■ Texto proporcionado:

Muchos años después compartimos, en el Congreso Nacional, la dolorosa realidad de los políticos criollos: mediocridad, sectarismo, irresponsabilidad, incoherencia, deshonestidad, arribismo… Estoy convencido de que Jorge Zavala, que intervenía en la actividad política con los mismos valores que en la vida privada, era una de las escasas excepciones: a su austeridad, seriedad y formalidad habituales añadía una honestidad incuestionable y un casi obsesivo sentido de la puntualidad. En sus intervenciones era enérgico y claro y, especialmente en los debates sobre materia penal, hacía gala de erudición y versación. Nunca lo oí ofender o insultar. Era respetado porque se respetaba a sí mismo y respetaba a los demás.

■ Ejercicios propuestos:
**1)** Según el fragmento sobre Jorge Zavala, ¿en qué debates hacía él gala de erudición y versación?
**2)** Enumera todos los rasgos negativos que el fragmento sobre Jorge Zavala atribuye a los políticos criollos.

■ Bloque de datos:

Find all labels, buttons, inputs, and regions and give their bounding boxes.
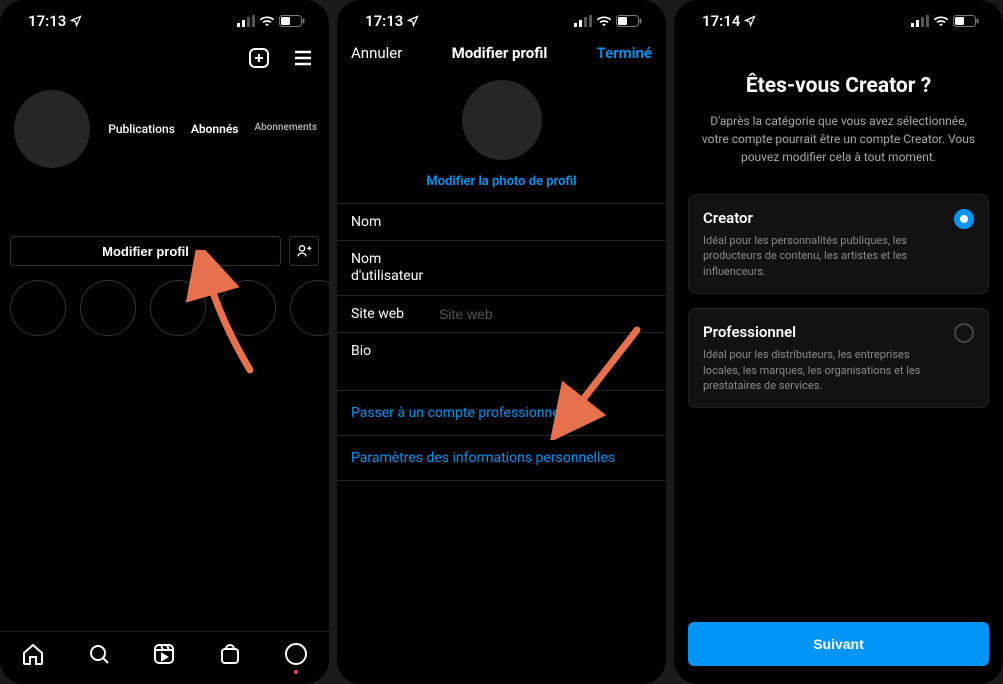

■ Soluciones del ejercicio:
**1)** En los debates sobre materia penal.

**2)** Mediocridad, sectarismo, irresponsabilidad, incoherencia, deshonestidad y arribismo.